> **Teks Sumber**:
..........

Wednesday 24 January 2018

perbandingan madzhab

BAB II
PEMBAHASAN

1.1.Pengertian Shalat
Menurut bahasa shalat adalah berdoa untuk kebaikan. Sedangkan menurut  istilah ahli fiqih, shalat adalah ucapan dan perbuatan yang dimulai dengan takbir dan diakhiri dengan salam dengan syarat-syarat tertentu. Pengertian ini meliputi semua shalat yang didahului dengan takbiratul ihram dan diakhiri dengan salam. Pengertian ini tidak mencakup sujud tilawa ketika mendengar ayat Al Qur’an yang mengandung sesuatu yang dapat menimbulkan sujud tersebut tanpa takbir atau salam.
a)      Menurut madzhab Maliki (Al Malikiyah) dan madzhab Hambali (Hanabilah)
Mereka memberi definisi, bahwa shalat adalah pendekatan diri kepada Allah dengan perbuatan yang memilki takbiratul ikhram dan salam atau berupa sujud saja. Yang dimaksud dengan pendekatan diri kepada Allah adalah perbuatan yang dimaksudkan untuk mendekatkan diri kehadirat Allah. Sedangkan yang dimaksud  perbuatan menurut mereka adalah apa saja yang menngandung perbuatan anggota badan baik berupa ruku’ atau sujud, dan perbuatan lisan yang terdiri dari membaca Al Qur’an dan bertasbih, dan juga mengandung perbuatan hati berupa rasa khusyu’ dan tunduk.
b)      Menurut Hanafi dan syafi’i
Dalam arti ini tidak berbeda pendapat dengan golongan maliki dan hambali. Perbedaan pendapat diantara mereka adalah hanya pada sujud yang dikatakan sebagai shalat secara syara’. Dan urusan mengenai ini adalah tergolong mudah.
1.2.Macam-Macam Shalat
Ada beberapa shalat yang dijelaskan oleh beberapa madzhab sebagaimana yang diterangkan berikut ini.
1.      Madzhab Hanafi (Al Hanafiyah)

..........

[Catatan letak elemen]
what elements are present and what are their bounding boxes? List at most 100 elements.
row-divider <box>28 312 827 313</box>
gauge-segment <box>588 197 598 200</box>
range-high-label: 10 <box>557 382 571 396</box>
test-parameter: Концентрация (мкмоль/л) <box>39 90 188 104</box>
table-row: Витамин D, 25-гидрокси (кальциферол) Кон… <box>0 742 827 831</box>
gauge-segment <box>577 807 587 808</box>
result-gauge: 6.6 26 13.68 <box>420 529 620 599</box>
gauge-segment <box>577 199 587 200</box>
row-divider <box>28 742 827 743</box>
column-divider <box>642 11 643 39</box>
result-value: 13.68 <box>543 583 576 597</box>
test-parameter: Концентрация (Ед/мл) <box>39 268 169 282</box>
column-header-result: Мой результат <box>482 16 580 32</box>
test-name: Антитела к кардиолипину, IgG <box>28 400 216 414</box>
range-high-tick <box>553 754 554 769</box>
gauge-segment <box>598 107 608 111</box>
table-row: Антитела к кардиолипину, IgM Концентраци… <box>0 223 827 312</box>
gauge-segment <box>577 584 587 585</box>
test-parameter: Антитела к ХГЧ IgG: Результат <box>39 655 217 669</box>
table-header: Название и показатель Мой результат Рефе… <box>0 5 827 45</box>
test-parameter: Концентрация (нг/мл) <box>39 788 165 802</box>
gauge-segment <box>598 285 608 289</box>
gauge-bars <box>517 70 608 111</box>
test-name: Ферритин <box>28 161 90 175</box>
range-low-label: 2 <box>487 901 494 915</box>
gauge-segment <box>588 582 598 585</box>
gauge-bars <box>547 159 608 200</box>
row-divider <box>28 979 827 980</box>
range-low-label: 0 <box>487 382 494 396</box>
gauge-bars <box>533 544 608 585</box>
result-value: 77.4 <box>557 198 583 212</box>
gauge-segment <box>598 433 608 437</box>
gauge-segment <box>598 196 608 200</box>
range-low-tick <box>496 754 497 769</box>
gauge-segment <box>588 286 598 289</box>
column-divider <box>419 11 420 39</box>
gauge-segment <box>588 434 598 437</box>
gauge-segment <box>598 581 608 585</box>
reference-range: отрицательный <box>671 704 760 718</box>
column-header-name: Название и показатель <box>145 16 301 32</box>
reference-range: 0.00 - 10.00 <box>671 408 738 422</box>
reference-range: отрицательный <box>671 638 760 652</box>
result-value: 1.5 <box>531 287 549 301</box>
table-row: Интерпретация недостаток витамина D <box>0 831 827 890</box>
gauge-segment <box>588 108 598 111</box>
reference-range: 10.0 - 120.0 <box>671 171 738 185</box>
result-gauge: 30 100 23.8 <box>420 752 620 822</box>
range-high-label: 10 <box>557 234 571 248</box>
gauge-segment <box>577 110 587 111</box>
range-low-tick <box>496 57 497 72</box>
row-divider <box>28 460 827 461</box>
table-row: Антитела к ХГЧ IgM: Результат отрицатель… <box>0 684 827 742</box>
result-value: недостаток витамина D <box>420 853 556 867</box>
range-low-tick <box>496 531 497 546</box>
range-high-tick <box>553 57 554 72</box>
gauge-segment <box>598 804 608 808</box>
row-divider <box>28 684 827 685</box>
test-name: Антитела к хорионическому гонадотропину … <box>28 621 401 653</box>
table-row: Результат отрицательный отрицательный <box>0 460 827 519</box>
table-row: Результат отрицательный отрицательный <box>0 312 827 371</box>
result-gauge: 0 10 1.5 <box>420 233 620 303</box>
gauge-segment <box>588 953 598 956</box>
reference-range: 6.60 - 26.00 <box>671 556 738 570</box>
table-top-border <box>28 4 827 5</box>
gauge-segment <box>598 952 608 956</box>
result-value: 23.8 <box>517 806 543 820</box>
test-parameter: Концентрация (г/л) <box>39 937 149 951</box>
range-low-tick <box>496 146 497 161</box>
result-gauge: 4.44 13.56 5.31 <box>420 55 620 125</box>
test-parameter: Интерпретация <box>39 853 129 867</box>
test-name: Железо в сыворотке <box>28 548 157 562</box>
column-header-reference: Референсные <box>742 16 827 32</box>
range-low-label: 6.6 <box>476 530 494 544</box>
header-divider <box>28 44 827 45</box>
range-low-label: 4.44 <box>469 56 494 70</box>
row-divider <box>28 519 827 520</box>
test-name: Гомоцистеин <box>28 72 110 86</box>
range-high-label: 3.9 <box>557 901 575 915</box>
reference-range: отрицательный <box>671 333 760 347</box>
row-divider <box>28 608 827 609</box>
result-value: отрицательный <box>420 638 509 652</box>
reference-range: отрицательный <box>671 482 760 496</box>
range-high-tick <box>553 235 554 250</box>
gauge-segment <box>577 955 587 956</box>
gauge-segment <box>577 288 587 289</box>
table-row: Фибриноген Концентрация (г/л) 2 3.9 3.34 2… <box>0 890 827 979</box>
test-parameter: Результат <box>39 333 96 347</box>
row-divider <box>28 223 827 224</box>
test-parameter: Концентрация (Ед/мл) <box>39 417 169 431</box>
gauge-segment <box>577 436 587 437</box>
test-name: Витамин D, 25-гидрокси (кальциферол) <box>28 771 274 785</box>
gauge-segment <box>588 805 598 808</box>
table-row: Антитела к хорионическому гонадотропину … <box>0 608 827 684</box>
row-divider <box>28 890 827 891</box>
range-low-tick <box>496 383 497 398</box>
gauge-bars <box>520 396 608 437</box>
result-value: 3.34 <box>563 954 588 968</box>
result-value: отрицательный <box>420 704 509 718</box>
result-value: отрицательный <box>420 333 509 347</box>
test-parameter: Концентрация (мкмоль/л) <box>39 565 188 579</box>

..........

> **Daftar Tugas**:
1. Jawablah pertanyaan berikut berdasarkan teks tentang shalat.
(a) Apa arti shalat menurut bahasa?
(b) Menurut madzhab Maliki dan Hambali, perbuatan hati apa yang terkandung dalam shalat?
(c) Menurut bagian tentang Hanafi dan Syafi'i, pada hal apa saja perbedaan pendapat mereka dengan golongan Maliki dan Hambali?
2. Lanjutkan teks tentang shalat mulai dari bagian terakhir yang tertulis.

> **Kunci Jawaban**:
1.
(a) Menurut bahasa, shalat adalah berdoa untuk kebaikan.
(b) Perbuatan hati yang terkandung dalam shalat berupa rasa khusyu' dan tunduk.
(c) Perbedaan pendapat mereka hanya pada sujud yang dikatakan sebagai shalat secara syara'.

2.
Mereka berpendapat bahwa shalat itu ada empat macam, yaitu:
Ø  Shalat fardhu ain, yaitu seperti shalat lima waktu
Ø  Shalat fardhu kifayah, yaitu seperti shalat janazah
Ø  Shalat wajib, yaitu shalat witir, shalat qadha nafilah yang rusak sesudah (mulai) mengerjakannya dan dua shalat ied
Ø  Shalat nafilah baik yang masnunah maupun yang mandubah.
Adapun sujud tilawa menurut mereka adalah bukan shalat sebagaimana yang telah kita maklumi.
2.      Madzhab Maliki (al Malikiyyah)
Mereka berpendapat bahwa shalat terbagi menjadi lima macam. Yang demikian ini karena  ada kalanya shalat itu mengandung ruku’, sujud, membaca, takbiratul ikhram dan salam, atau adakalanya tidak mengandung.
Bagian pertama terdiri dari tiga macam, yaitu:
Ø  Shalat fardhu lima waktu
Ø  Shalat nafilah dan sunnah
Ø  Shalat raghibah (yang disenangi), yaitu dua rakaat fajar.
Sedangkan bagian yang kedua terdiri dari dua macam, yaitu:
Ø  Sesuatu yang mengandung sujud saja, yaitu sujud tilawa
Ø  Sesuatu yang mengandung takbir dan salam saja, tanpa ruku’ dan tanpa sujud, yaitu shalat janazah.
Dengan demikian shalat secara keseluruhan ada lima macam.
3.      Madzhab Syafi’i (Asy Syafi’iyyah)
Mereka berpendapat bahwa shalat  terbagi menjadi dua macam yaitu:
Ø  Shalat yang mengandung ruku’ sujud dan bacaan. Shalat ini terdiri dari dua macam yaitu shalat fardhu lima kali dan shalat nafilah
Ø  Shalat yang tanpa ruku’ dan tanpa sujud akan tetapi tetap mengandung takbir, bacaan dan salam, yaitu shalat janazah.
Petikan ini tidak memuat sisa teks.